SUPPLIED MATERIAL —
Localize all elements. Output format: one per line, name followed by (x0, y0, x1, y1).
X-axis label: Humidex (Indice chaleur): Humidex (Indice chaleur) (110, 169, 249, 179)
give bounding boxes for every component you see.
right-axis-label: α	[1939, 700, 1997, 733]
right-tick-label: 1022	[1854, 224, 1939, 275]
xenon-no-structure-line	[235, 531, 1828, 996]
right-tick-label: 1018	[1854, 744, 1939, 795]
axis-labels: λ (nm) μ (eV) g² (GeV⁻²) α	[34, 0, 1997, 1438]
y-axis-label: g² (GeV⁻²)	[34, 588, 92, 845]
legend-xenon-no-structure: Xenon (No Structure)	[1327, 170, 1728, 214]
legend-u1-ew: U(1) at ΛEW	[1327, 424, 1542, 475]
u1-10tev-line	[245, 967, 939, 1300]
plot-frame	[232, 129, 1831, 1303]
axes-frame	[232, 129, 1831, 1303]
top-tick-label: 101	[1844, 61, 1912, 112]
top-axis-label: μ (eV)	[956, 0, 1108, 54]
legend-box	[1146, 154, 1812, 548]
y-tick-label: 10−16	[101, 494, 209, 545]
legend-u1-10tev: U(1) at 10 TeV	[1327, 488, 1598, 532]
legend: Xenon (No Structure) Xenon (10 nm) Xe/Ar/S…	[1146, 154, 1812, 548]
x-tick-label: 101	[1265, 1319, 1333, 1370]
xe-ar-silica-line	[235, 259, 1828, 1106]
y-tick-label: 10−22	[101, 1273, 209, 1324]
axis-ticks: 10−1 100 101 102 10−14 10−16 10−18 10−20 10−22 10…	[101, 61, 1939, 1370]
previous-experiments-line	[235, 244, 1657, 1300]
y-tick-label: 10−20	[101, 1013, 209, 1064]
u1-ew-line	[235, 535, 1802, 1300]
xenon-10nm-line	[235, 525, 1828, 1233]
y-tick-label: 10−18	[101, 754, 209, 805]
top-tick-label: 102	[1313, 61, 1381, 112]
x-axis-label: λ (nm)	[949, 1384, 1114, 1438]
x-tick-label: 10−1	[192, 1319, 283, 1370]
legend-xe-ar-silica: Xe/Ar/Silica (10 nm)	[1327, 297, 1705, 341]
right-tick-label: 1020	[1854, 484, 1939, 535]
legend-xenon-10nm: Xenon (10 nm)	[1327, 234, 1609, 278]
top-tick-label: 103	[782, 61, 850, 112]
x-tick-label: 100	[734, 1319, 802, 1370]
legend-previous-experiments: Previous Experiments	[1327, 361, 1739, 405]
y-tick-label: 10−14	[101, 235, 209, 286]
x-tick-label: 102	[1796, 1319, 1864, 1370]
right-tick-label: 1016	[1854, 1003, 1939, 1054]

TO BE DONE —
Change every occurrence of "right-tick-label" in the records above to "right-axis-tick", leaving everything else as it is.

WRITTEN RESPONSE —
Localize all elements. Output format: one per line, name followed by (x0, y0, x1, y1).
X-axis label: Humidex (Indice chaleur): Humidex (Indice chaleur) (110, 169, 249, 179)
give bounding boxes for every component you see.
right-axis-label: α	[1939, 700, 1997, 733]
right-axis-tick: 1022	[1854, 224, 1939, 275]
xenon-no-structure-line	[235, 531, 1828, 996]
right-axis-tick: 1018	[1854, 744, 1939, 795]
axis-labels: λ (nm) μ (eV) g² (GeV⁻²) α	[34, 0, 1997, 1438]
y-axis-label: g² (GeV⁻²)	[34, 588, 92, 845]
legend-xenon-no-structure: Xenon (No Structure)	[1327, 170, 1728, 214]
legend-u1-ew: U(1) at ΛEW	[1327, 424, 1542, 475]
u1-10tev-line	[245, 967, 939, 1300]
plot-frame	[232, 129, 1831, 1303]
axes-frame	[232, 129, 1831, 1303]
top-tick-label: 101	[1844, 61, 1912, 112]
top-axis-label: μ (eV)	[956, 0, 1108, 54]
legend-box	[1146, 154, 1812, 548]
y-tick-label: 10−16	[101, 494, 209, 545]
legend-u1-10tev: U(1) at 10 TeV	[1327, 488, 1598, 532]
legend: Xenon (No Structure) Xenon (10 nm) Xe/Ar/S…	[1146, 154, 1812, 548]
x-tick-label: 101	[1265, 1319, 1333, 1370]
xe-ar-silica-line	[235, 259, 1828, 1106]
y-tick-label: 10−22	[101, 1273, 209, 1324]
axis-ticks: 10−1 100 101 102 10−14 10−16 10−18 10−20 10−22 10…	[101, 61, 1939, 1370]
previous-experiments-line	[235, 244, 1657, 1300]
y-tick-label: 10−20	[101, 1013, 209, 1064]
u1-ew-line	[235, 535, 1802, 1300]
xenon-10nm-line	[235, 525, 1828, 1233]
y-tick-label: 10−18	[101, 754, 209, 805]
top-tick-label: 102	[1313, 61, 1381, 112]
x-axis-label: λ (nm)	[949, 1384, 1114, 1438]
x-tick-label: 10−1	[192, 1319, 283, 1370]
legend-xe-ar-silica: Xe/Ar/Silica (10 nm)	[1327, 297, 1705, 341]
right-axis-tick: 1020	[1854, 484, 1939, 535]
legend-xenon-10nm: Xenon (10 nm)	[1327, 234, 1609, 278]
top-tick-label: 103	[782, 61, 850, 112]
x-tick-label: 100	[734, 1319, 802, 1370]
legend-previous-experiments: Previous Experiments	[1327, 361, 1739, 405]
y-tick-label: 10−14	[101, 235, 209, 286]
x-tick-label: 102	[1796, 1319, 1864, 1370]
right-axis-tick: 1016	[1854, 1003, 1939, 1054]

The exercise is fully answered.